Exercise goal.
Reproduce the following data verbatim, line for line.

Source records.
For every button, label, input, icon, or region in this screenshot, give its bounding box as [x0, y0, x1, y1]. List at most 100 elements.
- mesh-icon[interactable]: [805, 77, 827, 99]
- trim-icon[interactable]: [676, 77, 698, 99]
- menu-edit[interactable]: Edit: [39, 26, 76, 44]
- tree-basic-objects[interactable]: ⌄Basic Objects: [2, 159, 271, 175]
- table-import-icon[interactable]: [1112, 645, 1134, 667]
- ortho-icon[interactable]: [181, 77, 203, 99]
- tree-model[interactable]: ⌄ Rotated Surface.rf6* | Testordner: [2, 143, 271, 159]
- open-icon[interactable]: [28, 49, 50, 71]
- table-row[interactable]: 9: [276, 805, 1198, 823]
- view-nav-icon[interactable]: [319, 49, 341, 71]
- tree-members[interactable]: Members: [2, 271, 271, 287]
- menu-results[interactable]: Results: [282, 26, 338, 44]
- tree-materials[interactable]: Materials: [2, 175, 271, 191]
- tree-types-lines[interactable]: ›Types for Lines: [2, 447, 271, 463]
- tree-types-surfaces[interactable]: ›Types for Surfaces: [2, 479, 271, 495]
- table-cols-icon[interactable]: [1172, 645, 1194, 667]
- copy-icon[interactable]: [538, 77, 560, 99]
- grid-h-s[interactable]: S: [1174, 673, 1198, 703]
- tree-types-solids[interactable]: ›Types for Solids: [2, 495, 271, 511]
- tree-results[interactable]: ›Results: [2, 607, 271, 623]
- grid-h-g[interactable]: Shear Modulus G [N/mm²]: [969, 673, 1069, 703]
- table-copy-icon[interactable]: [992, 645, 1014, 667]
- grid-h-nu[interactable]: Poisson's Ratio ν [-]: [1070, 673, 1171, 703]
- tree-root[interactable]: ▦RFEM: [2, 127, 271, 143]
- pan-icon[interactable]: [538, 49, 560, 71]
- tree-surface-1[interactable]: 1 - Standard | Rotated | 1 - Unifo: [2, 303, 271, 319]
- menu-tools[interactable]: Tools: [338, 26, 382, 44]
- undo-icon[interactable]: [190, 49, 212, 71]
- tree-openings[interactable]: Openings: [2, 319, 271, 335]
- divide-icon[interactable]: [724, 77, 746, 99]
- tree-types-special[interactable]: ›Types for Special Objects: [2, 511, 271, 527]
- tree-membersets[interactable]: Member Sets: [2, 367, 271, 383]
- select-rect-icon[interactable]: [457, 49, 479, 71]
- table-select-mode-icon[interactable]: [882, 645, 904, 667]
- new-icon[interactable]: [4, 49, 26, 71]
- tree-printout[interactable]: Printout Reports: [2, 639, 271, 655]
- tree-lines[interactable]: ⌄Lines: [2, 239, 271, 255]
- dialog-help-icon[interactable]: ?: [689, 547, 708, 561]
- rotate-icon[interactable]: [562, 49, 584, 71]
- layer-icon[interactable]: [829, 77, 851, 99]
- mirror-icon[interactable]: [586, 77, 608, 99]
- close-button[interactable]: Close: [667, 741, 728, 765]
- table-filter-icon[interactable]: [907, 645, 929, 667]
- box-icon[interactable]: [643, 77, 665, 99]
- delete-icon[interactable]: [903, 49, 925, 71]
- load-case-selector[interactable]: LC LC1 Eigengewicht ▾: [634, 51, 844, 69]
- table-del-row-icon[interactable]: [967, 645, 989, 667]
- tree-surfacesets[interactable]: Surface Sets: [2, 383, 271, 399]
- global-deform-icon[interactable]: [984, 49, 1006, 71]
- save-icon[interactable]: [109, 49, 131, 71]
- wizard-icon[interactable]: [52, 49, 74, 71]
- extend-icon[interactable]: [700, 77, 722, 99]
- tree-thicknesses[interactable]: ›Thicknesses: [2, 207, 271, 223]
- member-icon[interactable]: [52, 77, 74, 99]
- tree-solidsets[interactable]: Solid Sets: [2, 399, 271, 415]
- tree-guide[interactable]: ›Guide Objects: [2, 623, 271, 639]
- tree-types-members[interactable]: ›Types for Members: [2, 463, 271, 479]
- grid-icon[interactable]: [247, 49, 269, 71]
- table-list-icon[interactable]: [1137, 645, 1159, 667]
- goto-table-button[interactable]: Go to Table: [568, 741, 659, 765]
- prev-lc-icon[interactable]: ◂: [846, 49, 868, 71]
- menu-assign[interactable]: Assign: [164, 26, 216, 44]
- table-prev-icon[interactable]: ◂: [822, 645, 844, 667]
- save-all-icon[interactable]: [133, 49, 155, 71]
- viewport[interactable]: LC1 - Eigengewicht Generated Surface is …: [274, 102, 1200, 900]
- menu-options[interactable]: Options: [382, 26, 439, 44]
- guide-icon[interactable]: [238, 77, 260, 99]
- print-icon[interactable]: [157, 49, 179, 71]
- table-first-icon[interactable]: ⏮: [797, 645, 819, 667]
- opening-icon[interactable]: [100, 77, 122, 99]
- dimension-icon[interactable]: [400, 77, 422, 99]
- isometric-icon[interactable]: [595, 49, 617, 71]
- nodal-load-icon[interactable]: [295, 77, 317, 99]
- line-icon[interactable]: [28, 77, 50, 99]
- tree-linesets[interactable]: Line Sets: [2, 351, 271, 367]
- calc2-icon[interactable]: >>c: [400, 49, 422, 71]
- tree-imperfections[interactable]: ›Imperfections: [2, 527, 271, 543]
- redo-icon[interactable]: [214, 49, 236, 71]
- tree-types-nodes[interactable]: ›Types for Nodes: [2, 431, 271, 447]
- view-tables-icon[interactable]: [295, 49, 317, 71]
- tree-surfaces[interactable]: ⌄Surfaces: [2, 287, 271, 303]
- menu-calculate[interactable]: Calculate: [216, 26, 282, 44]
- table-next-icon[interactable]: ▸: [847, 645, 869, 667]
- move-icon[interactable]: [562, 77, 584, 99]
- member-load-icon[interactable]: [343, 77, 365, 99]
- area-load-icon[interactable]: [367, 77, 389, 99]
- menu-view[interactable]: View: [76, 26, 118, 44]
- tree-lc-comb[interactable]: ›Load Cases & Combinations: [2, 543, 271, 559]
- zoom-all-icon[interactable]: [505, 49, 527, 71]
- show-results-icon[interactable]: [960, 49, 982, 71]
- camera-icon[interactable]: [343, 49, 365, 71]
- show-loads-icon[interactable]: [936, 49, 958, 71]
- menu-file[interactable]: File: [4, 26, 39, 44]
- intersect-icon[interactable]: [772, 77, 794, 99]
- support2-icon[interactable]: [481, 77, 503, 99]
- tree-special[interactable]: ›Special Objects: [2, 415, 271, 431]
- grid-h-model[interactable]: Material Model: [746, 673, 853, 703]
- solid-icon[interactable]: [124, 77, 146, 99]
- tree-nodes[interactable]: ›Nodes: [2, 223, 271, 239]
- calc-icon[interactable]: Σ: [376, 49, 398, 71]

Answer to the task.
For every button, label, input, icon, or region in this screenshot, give its bounding box as [x0, y0, x1, y1]. List at most 100 elements.
- mesh-icon[interactable]: [805, 77, 827, 99]
- trim-icon[interactable]: [676, 77, 698, 99]
- menu-edit[interactable]: Edit: [39, 26, 76, 44]
- tree-basic-objects[interactable]: ⌄Basic Objects: [2, 159, 271, 175]
- table-import-icon[interactable]: [1112, 645, 1134, 667]
- ortho-icon[interactable]: [181, 77, 203, 99]
- tree-model[interactable]: ⌄ Rotated Surface.rf6* | Testordner: [2, 143, 271, 159]
- open-icon[interactable]: [28, 49, 50, 71]
- table-row[interactable]: 9: [276, 805, 1198, 823]
- view-nav-icon[interactable]: [319, 49, 341, 71]
- tree-members[interactable]: Members: [2, 271, 271, 287]
- menu-results[interactable]: Results: [282, 26, 338, 44]
- tree-materials[interactable]: Materials: [2, 175, 271, 191]
- tree-types-lines[interactable]: ›Types for Lines: [2, 447, 271, 463]
- tree-types-surfaces[interactable]: ›Types for Surfaces: [2, 479, 271, 495]
- table-cols-icon[interactable]: [1172, 645, 1194, 667]
- copy-icon[interactable]: [538, 77, 560, 99]
- grid-h-s[interactable]: S: [1174, 673, 1198, 703]
- tree-types-solids[interactable]: ›Types for Solids: [2, 495, 271, 511]
- tree-results[interactable]: ›Results: [2, 607, 271, 623]
- grid-h-g[interactable]: Shear Modulus G [N/mm²]: [969, 673, 1069, 703]
- table-copy-icon[interactable]: [992, 645, 1014, 667]
- grid-h-nu[interactable]: Poisson's Ratio ν [-]: [1070, 673, 1171, 703]
- tree-root[interactable]: ▦RFEM: [2, 127, 271, 143]
- pan-icon[interactable]: [538, 49, 560, 71]
- tree-surface-1[interactable]: 1 - Standard | Rotated | 1 - Unifo: [2, 303, 271, 319]
- menu-tools[interactable]: Tools: [338, 26, 382, 44]
- undo-icon[interactable]: [190, 49, 212, 71]
- tree-openings[interactable]: Openings: [2, 319, 271, 335]
- divide-icon[interactable]: [724, 77, 746, 99]
- tree-types-special[interactable]: ›Types for Special Objects: [2, 511, 271, 527]
- tree-membersets[interactable]: Member Sets: [2, 367, 271, 383]
- select-rect-icon[interactable]: [457, 49, 479, 71]
- table-select-mode-icon[interactable]: [882, 645, 904, 667]
- new-icon[interactable]: [4, 49, 26, 71]
- tree-printout[interactable]: Printout Reports: [2, 639, 271, 655]
- tree-lines[interactable]: ⌄Lines: [2, 239, 271, 255]
- dialog-help-icon[interactable]: ?: [689, 547, 708, 561]
- rotate-icon[interactable]: [562, 49, 584, 71]
- layer-icon[interactable]: [829, 77, 851, 99]
- mirror-icon[interactable]: [586, 77, 608, 99]
- close-button[interactable]: Close: [667, 741, 728, 765]
- table-filter-icon[interactable]: [907, 645, 929, 667]
- box-icon[interactable]: [643, 77, 665, 99]
- delete-icon[interactable]: [903, 49, 925, 71]
- load-case-selector[interactable]: LC LC1 Eigengewicht ▾: [634, 51, 844, 69]
- table-del-row-icon[interactable]: [967, 645, 989, 667]
- tree-surfacesets[interactable]: Surface Sets: [2, 383, 271, 399]
- global-deform-icon[interactable]: [984, 49, 1006, 71]
- save-icon[interactable]: [109, 49, 131, 71]
- wizard-icon[interactable]: [52, 49, 74, 71]
- extend-icon[interactable]: [700, 77, 722, 99]
- tree-thicknesses[interactable]: ›Thicknesses: [2, 207, 271, 223]
- member-icon[interactable]: [52, 77, 74, 99]
- tree-solidsets[interactable]: Solid Sets: [2, 399, 271, 415]
- tree-guide[interactable]: ›Guide Objects: [2, 623, 271, 639]
- tree-types-members[interactable]: ›Types for Members: [2, 463, 271, 479]
- grid-icon[interactable]: [247, 49, 269, 71]
- table-list-icon[interactable]: [1137, 645, 1159, 667]
- goto-table-button[interactable]: Go to Table: [568, 741, 659, 765]
- prev-lc-icon[interactable]: ◂: [846, 49, 868, 71]
- menu-assign[interactable]: Assign: [164, 26, 216, 44]
- table-prev-icon[interactable]: ◂: [822, 645, 844, 667]
- save-all-icon[interactable]: [133, 49, 155, 71]
- viewport[interactable]: LC1 - Eigengewicht Generated Surface is …: [274, 102, 1200, 900]
- menu-options[interactable]: Options: [382, 26, 439, 44]
- guide-icon[interactable]: [238, 77, 260, 99]
- print-icon[interactable]: [157, 49, 179, 71]
- table-first-icon[interactable]: ⏮: [797, 645, 819, 667]
- opening-icon[interactable]: [100, 77, 122, 99]
- dimension-icon[interactable]: [400, 77, 422, 99]
- isometric-icon[interactable]: [595, 49, 617, 71]
- nodal-load-icon[interactable]: [295, 77, 317, 99]
- line-icon[interactable]: [28, 77, 50, 99]
- tree-linesets[interactable]: Line Sets: [2, 351, 271, 367]
- calc2-icon[interactable]: >>c: [400, 49, 422, 71]
- tree-imperfections[interactable]: ›Imperfections: [2, 527, 271, 543]
- redo-icon[interactable]: [214, 49, 236, 71]
- tree-types-nodes[interactable]: ›Types for Nodes: [2, 431, 271, 447]
- view-tables-icon[interactable]: [295, 49, 317, 71]
- tree-surfaces[interactable]: ⌄Surfaces: [2, 287, 271, 303]
- menu-calculate[interactable]: Calculate: [216, 26, 282, 44]
- table-next-icon[interactable]: ▸: [847, 645, 869, 667]
- move-icon[interactable]: [562, 77, 584, 99]
- member-load-icon[interactable]: [343, 77, 365, 99]
- area-load-icon[interactable]: [367, 77, 389, 99]
- menu-view[interactable]: View: [76, 26, 118, 44]
- tree-lc-comb[interactable]: ›Load Cases & Combinations: [2, 543, 271, 559]
- zoom-all-icon[interactable]: [505, 49, 527, 71]
- show-results-icon[interactable]: [960, 49, 982, 71]
- camera-icon[interactable]: [343, 49, 365, 71]
- show-loads-icon[interactable]: [936, 49, 958, 71]
- menu-file[interactable]: File: [4, 26, 39, 44]
- intersect-icon[interactable]: [772, 77, 794, 99]
- support2-icon[interactable]: [481, 77, 503, 99]
- tree-special[interactable]: ›Special Objects: [2, 415, 271, 431]
- grid-h-model[interactable]: Material Model: [746, 673, 853, 703]
- solid-icon[interactable]: [124, 77, 146, 99]
- tree-nodes[interactable]: ›Nodes: [2, 223, 271, 239]
- calc-icon[interactable]: Σ: [376, 49, 398, 71]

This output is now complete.